— begin —
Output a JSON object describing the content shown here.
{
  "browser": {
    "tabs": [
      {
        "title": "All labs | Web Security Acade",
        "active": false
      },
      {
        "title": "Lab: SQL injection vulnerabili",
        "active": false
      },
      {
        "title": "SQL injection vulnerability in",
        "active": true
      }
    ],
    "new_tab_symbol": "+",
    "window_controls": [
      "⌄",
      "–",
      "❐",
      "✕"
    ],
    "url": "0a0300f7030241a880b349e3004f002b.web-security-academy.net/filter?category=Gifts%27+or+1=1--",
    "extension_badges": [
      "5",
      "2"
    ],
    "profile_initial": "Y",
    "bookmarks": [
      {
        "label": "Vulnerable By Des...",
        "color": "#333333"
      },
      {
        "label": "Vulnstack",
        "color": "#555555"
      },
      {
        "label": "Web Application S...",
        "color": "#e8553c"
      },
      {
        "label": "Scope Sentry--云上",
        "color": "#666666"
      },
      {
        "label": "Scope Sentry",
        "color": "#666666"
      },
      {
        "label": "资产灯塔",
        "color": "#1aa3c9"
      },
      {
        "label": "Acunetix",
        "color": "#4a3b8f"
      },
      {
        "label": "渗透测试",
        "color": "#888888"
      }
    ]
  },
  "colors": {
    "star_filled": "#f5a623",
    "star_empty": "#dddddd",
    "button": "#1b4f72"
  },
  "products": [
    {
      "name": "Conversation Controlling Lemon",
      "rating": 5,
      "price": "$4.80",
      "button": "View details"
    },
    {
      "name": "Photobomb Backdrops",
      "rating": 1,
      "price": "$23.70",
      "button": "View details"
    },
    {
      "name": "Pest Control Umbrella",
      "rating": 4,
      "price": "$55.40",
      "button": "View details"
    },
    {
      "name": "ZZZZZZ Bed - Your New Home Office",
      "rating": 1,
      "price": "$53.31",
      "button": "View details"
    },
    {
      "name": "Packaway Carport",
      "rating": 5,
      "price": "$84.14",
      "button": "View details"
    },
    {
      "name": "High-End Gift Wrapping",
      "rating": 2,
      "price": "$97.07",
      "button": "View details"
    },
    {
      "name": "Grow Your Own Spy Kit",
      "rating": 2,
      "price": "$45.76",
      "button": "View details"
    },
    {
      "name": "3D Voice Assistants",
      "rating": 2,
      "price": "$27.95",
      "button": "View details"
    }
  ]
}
— end —
◆ WHAT IS ASKED
From the data above, gather every line that includes the word "Your".

◆ RESULT
      "name": "ZZZZZZ Bed - Your New Home Office",
      "name": "Grow Your Own Spy Kit",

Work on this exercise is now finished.